*What the exercise asks*. Begin at the line that contains "Serialize everything readable" and reproduce it along with every line after it to the end of the listing; skip any pictures.

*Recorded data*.

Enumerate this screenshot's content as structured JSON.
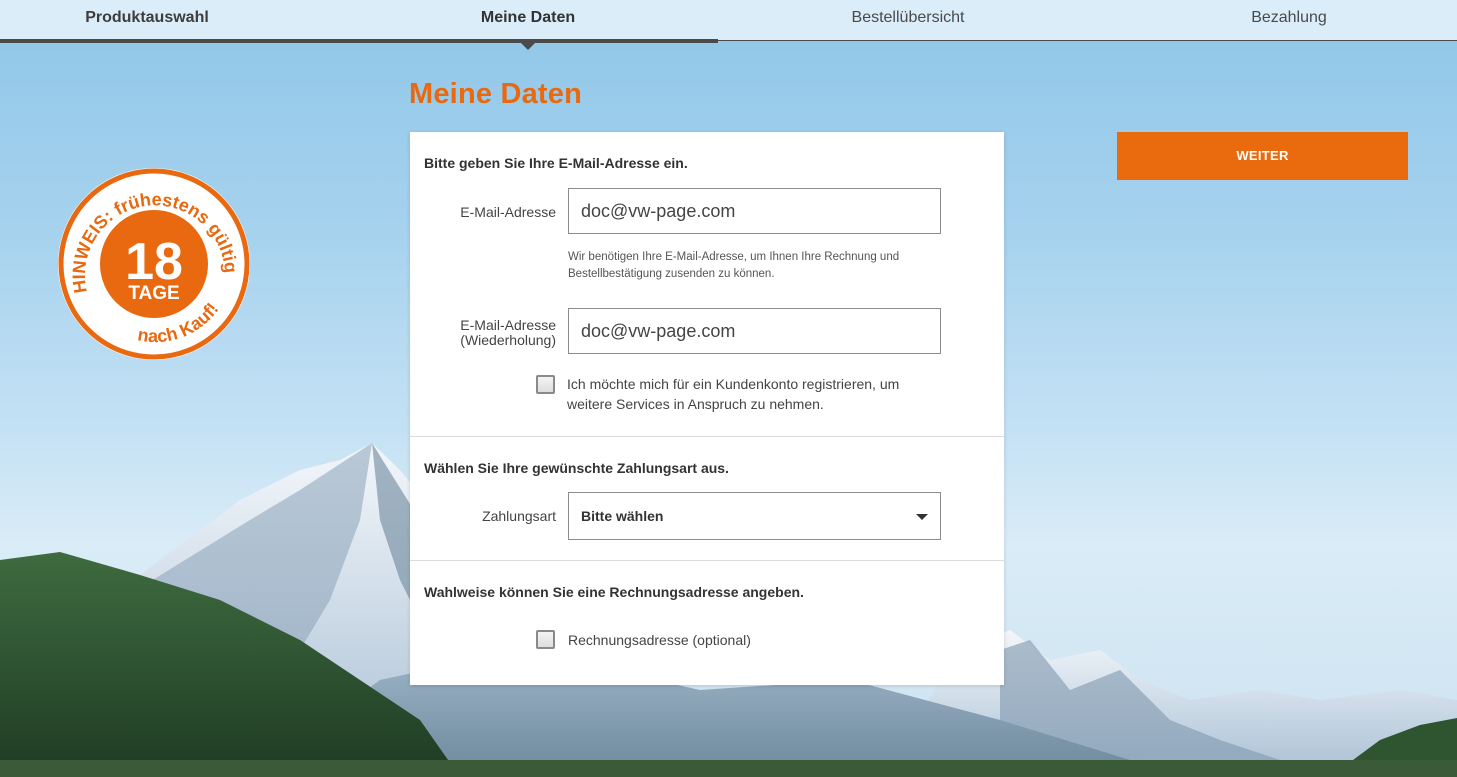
{
  "nav": {
    "steps": [
      {
        "label": "Produktauswahl"
      },
      {
        "label": "Meine Daten"
      },
      {
        "label": "Bestellübersicht"
      },
      {
        "label": "Bezahlung"
      }
    ]
  },
  "page": {
    "title": "Meine Daten",
    "next_button": "WEITER"
  },
  "badge": {
    "number": "18",
    "unit": "TAGE",
    "arc_top": "HINWEIS: frühestens gültig",
    "arc_bottom": "nach Kauf!"
  },
  "form": {
    "email_section": {
      "title": "Bitte geben Sie Ihre E-Mail-Adresse ein.",
      "email_label": "E-Mail-Adresse",
      "email_value": "doc@vw-page.com",
      "hint": "Wir benötigen Ihre E-Mail-Adresse, um Ihnen Ihre Rechnung und Bestellbestätigung zusenden zu können.",
      "repeat_label_line1": "E-Mail-Adresse",
      "repeat_label_line2": "(Wiederholung)",
      "repeat_value": "doc@vw-page.com",
      "account_checkbox_line1": "Ich möchte mich für ein Kundenkonto registrieren, um",
      "account_checkbox_line2": "weitere Services in Anspruch zu nehmen."
    },
    "payment_section": {
      "title": "Wählen Sie Ihre gewünschte Zahlungsart aus.",
      "label": "Zahlungsart",
      "selected": "Bitte wählen"
    },
    "billing_section": {
      "title": "Wahlweise können Sie eine Rechnungsadresse angeben.",
      "checkbox_label": "Rechnungsadresse (optional)"
    }
  },
  "colors": {
    "accent": "#ea6a0e",
    "text": "#444444",
    "nav_bar": "#4a4a4a"
  }
}
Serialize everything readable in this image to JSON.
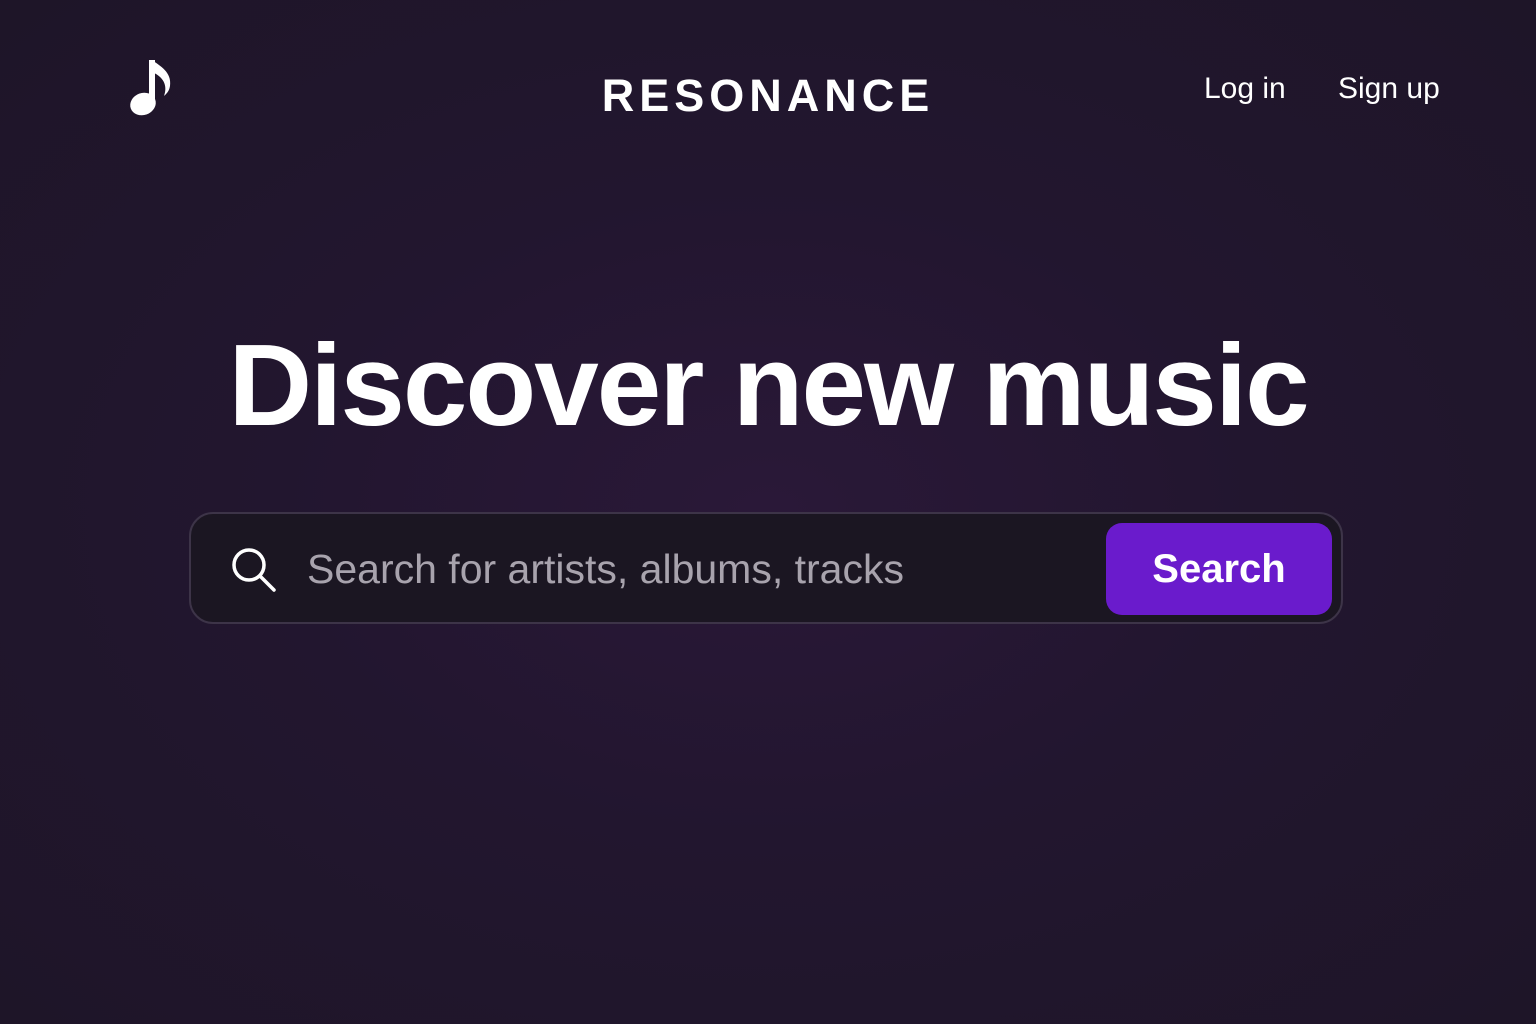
{
  "header": {
    "logo_icon": "music-note-icon",
    "brand": "RESONANCE",
    "login_label": "Log in",
    "signup_label": "Sign up"
  },
  "hero": {
    "title": "Discover new music"
  },
  "search": {
    "icon": "search-icon",
    "placeholder": "Search for artists, albums, tracks",
    "value": "",
    "button_label": "Search"
  },
  "colors": {
    "background": "#221830",
    "accent": "#6a1bcc",
    "text": "#ffffff",
    "placeholder": "#a8a3ad"
  }
}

*Correct answer*.
Serialize everything readable in this image to JSON.
{
  "header": {
    "logo_icon": "music-note-icon",
    "brand": "RESONANCE",
    "login_label": "Log in",
    "signup_label": "Sign up"
  },
  "hero": {
    "title": "Discover new music"
  },
  "search": {
    "icon": "search-icon",
    "placeholder": "Search for artists, albums, tracks",
    "value": "",
    "button_label": "Search"
  },
  "colors": {
    "background": "#221830",
    "accent": "#6a1bcc",
    "text": "#ffffff",
    "placeholder": "#a8a3ad"
  }
}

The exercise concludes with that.